++++ Provided text
# How do you introduce wearing a rug



## sally678 (3 November 2008)

I know, sily question but do you just slap it on and away you go or put it on in the box, let them think about it for a little while (how long) then turn out.  It's for a 2 year old.


----------



## 0ldmare (3 November 2008)

I've always been surprised how easily they seem to accept rugs. The approach I have taken (not sure if its correct or not but its worked for me!) is to fold the rug up so you are just putting it on over the horses saddle area first and then unfurl it reasonably slowly. But dont make too much of a meal out of it as that tends to alert them that something is going on! I've always left the rug on over night in the stable and make sure I lead them around the stable a few times to get used to it before taking out to the field.  Mostly they seem to give it a few looks over their shoulder and then carry on munching their haynets!


----------



## Divasmum (3 November 2008)

I have always let the horse see it and sniff it first. Then put a blanket on its back for a few minutes. This builds up gradually to putting a rug on and doing it up but supervising the horse wearing it. This soon builds up to wearing a rug without problems.
++++++++
» **Actions to take**
A. Write out, word for word, the part of the thread on introducing a horse to a rug that opens with the words containing "## 0ldmare (3" and closes with "munching their haynets!".
B. Continue the thread on introducing a horse to a rug from the point where it stops.
The listing is not needed for any of this work.
++++ Supplied data
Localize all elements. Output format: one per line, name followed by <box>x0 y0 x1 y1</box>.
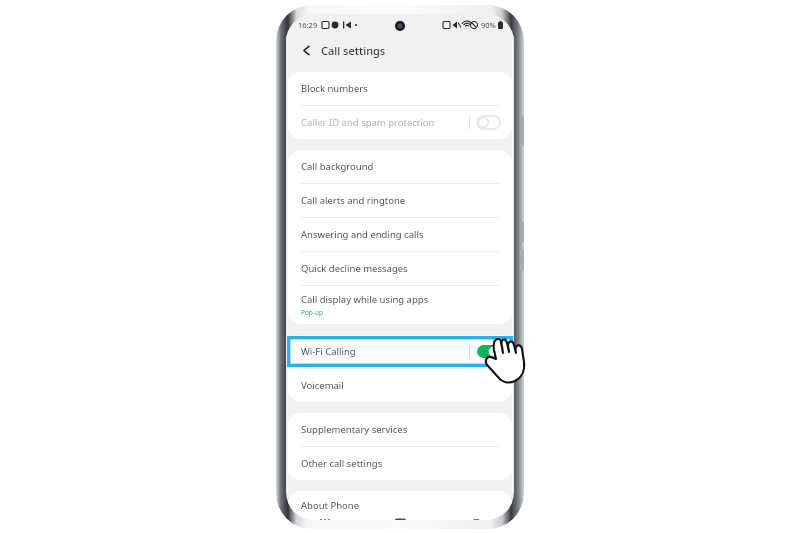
++++++++
» **Answers for the exercise**
A.
## 0ldmare (3 November 2008)

I've always been surprised how easily they seem to accept rugs. The approach I have taken (not sure if its correct or not but its worked for me!) is to fold the rug up so you are just putting it on over the horses saddle area first and then unfurl it reasonably slowly. But dont make too much of a meal out of it as that tends to alert them that something is going on! I've always left the rug on over night in the stable and make sure I lead them around the stable a few times to get used to it before taking out to the field.  Mostly they seem to give it a few looks over their shoulder and then carry on munching their haynets!

B.
----------



## Brontie (3 November 2008)

Not dealt with young ones before. But maybe hand it on there door, then they can investigate it, smell it etc. For about a week, maybe longer if yould like. Then ild think fold it in half, then put it on him/her slowly, after a while, make sure theres a rugged horse next to him/her might help settle them if they become uneasy, do it for short periods of time, and then just turn out in it.


----------



## HLB (3 November 2008)

it depends how handled they are but most of the I roll mine into a ball and rub them with it slowly (usually untied but on headcollar in stable) then slide over back, if they jump or are spooked i will get a numnah and put that on first instead then try again with the rug but just rubbing them and talking - once the rug is losley over they can walk about the box if a bit scared - if they are tied up they could pull and get frightened - i do mine very slowly whether young 0months or older like untouched 6yrs, i have never had a problem.

If the rug can make a noise i usually cratch it with my nails and russle it before they go out just to make sure they are okay with the noise and the feel.  I hade a horse that as a yearling they just put the rug on and truned him out, he got so scared of the rug blowing around his hind legs that he jumped one fence then run through a gate - he has been very hard to overcome as he was hurt quite badly (the girl had a word from the owner about that!!)

Just do everything slowy


----------



## nikkiportia (3 November 2008)

When we rug the yearlings for the first time, we take them into either the enclosed lunge pit or the barn, with a bit and lunge line on. (they are already bitted and leading by then) 
Takes 2 people obviously. We let them sniff it, then fold it and gently slide it onto the back. Best done against a wall so they can't shoot away from you.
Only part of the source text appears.